Work required ▸
Where a line holds "when", copy it.
***** Records supplied
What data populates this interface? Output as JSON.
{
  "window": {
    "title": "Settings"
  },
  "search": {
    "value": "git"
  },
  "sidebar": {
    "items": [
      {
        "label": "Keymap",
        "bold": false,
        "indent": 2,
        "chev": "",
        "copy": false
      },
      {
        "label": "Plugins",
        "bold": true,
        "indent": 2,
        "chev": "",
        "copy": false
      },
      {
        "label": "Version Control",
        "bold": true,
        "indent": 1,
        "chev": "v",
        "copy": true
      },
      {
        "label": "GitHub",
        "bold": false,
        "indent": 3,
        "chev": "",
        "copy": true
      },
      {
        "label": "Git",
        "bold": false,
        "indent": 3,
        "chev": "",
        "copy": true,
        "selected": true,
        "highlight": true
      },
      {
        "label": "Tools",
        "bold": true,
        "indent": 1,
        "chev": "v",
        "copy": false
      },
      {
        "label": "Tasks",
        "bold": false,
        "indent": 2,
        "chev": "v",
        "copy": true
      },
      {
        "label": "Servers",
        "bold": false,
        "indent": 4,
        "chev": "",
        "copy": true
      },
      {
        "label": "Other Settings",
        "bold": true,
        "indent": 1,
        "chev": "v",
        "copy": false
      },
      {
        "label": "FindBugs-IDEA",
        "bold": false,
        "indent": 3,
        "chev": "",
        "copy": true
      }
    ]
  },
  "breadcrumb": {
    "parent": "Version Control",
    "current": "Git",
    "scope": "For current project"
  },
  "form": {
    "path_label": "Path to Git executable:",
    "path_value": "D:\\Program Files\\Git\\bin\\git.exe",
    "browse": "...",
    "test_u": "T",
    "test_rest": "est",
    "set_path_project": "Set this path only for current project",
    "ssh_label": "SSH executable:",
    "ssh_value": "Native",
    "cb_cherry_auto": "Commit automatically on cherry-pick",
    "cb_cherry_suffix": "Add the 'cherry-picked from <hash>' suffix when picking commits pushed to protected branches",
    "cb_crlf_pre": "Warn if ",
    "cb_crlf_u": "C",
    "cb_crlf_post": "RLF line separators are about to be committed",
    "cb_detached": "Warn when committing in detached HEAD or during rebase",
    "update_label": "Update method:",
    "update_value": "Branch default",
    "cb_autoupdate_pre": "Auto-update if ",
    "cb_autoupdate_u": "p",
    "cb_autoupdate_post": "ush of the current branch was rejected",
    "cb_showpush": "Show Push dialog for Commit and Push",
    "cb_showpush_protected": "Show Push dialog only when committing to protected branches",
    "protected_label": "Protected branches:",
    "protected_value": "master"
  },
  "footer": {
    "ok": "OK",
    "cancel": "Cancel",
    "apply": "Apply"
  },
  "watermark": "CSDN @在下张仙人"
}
**********
***** Records supplied
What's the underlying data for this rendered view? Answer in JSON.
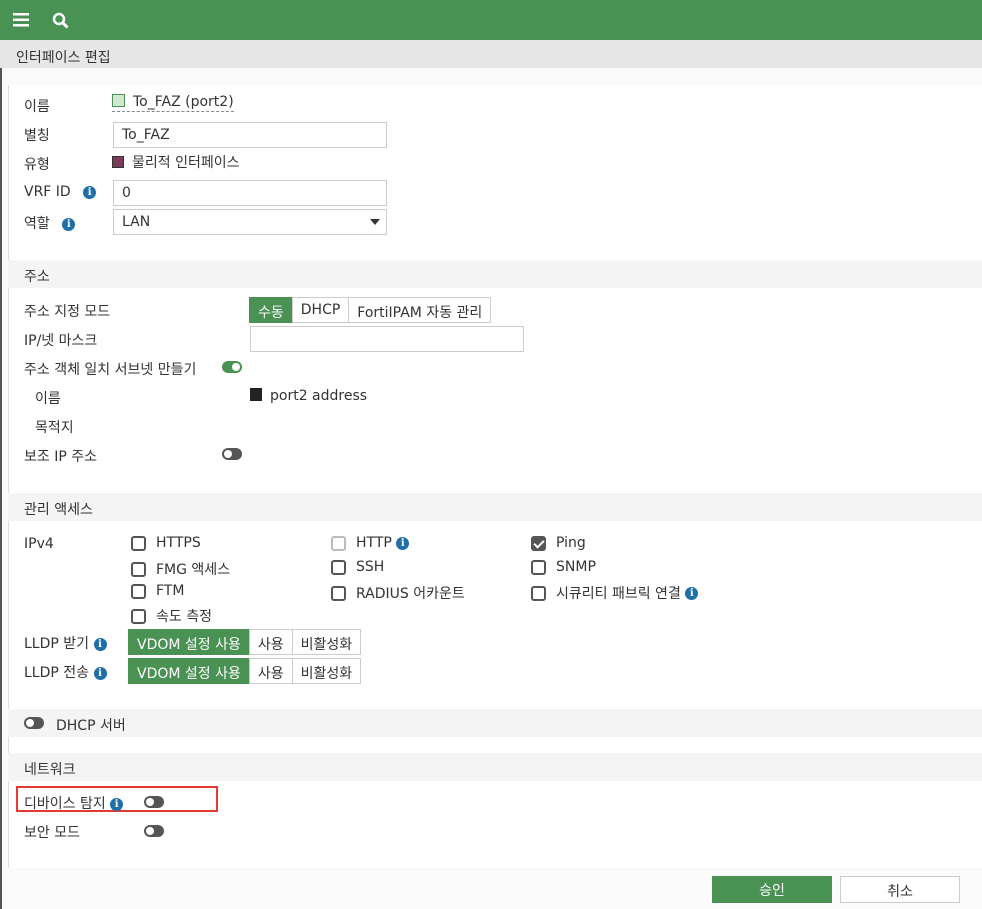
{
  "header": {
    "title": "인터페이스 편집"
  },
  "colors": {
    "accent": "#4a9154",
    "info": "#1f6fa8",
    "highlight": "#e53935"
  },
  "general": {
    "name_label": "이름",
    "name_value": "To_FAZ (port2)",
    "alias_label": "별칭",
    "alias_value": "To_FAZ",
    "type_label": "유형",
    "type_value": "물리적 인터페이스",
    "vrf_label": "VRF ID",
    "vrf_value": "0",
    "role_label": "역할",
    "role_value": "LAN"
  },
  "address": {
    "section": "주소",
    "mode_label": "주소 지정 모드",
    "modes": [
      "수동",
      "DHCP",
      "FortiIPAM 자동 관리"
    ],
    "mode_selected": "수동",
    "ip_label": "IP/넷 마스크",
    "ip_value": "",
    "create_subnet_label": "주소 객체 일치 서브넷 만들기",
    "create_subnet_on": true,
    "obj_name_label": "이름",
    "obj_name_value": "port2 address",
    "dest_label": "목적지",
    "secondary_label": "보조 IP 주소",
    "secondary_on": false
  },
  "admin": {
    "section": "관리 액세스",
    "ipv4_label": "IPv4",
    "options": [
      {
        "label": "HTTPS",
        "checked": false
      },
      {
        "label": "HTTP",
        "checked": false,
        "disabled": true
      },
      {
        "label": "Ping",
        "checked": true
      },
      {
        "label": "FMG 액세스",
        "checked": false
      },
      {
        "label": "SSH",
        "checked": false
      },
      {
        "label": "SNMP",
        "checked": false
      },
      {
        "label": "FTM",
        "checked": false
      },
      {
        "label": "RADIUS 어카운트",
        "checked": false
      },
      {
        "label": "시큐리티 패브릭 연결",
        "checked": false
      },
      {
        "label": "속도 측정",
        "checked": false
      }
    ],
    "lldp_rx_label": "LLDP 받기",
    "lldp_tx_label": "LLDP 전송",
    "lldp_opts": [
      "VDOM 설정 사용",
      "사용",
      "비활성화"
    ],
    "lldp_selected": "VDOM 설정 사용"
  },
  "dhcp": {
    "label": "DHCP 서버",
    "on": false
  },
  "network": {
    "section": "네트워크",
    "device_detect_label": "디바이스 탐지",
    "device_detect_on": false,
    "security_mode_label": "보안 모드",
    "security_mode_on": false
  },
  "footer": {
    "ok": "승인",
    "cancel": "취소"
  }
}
**********
***** Records supplied
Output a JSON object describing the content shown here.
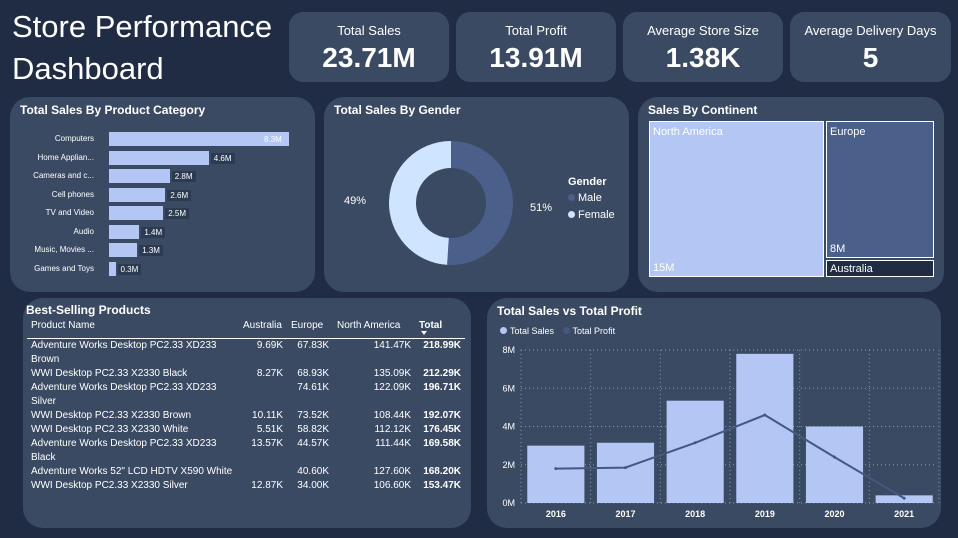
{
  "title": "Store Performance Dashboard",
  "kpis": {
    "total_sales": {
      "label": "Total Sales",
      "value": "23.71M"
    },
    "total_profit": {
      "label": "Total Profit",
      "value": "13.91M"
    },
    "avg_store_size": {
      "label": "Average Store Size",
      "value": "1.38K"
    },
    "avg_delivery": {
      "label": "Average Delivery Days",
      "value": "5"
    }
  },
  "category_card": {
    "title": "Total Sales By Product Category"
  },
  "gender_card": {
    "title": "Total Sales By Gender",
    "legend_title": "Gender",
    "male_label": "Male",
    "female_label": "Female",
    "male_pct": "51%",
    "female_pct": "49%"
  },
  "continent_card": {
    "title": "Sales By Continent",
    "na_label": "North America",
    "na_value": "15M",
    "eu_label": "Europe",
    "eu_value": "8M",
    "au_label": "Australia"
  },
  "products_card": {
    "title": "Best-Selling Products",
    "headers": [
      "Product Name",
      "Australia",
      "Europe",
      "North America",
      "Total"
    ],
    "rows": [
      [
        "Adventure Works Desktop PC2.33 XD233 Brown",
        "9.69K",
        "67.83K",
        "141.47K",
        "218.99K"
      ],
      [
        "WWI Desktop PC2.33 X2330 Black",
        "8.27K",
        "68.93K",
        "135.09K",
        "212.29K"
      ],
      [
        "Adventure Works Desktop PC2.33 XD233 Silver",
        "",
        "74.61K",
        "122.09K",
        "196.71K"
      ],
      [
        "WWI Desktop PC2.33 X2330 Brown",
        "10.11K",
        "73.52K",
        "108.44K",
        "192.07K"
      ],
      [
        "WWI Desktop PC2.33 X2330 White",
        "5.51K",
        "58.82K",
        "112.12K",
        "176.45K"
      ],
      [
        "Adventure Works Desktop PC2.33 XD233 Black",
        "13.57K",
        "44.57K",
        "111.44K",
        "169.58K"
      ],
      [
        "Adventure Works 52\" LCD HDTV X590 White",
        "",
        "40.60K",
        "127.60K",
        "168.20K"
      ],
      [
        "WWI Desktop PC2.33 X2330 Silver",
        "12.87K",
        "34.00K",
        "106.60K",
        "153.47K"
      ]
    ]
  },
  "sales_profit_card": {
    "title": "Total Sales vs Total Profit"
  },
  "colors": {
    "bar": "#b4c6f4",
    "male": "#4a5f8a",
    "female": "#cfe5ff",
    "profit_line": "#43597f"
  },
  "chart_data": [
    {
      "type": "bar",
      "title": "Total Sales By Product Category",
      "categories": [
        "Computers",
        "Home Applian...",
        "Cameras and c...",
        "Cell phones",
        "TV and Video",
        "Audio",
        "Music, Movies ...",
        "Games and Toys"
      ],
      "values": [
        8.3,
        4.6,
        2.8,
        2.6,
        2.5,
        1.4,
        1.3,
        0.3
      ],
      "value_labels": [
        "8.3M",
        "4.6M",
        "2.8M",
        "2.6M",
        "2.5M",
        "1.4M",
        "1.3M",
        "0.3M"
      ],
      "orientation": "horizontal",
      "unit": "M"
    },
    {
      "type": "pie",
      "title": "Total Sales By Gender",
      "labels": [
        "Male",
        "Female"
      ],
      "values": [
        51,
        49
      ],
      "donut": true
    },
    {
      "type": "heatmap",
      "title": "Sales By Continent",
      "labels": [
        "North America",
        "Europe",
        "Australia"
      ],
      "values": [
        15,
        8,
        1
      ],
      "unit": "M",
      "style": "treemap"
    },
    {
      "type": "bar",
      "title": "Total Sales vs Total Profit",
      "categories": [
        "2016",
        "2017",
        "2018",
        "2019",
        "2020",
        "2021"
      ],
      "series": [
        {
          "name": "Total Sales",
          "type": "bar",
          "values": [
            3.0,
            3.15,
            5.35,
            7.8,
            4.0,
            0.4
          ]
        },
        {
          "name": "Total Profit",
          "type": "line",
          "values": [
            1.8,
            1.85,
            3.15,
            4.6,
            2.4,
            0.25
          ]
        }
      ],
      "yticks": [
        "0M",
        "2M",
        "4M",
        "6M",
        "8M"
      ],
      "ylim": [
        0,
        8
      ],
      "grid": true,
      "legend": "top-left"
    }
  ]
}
**********
Result ▸
    "cb_cherry_suffix": "Add the 'cherry-picked from <hash>' suffix when picking commits pushed to protected branches",
    "cb_detached": "Warn when committing in detached HEAD or during rebase",
    "cb_showpush_protected": "Show Push dialog only when committing to protected branches",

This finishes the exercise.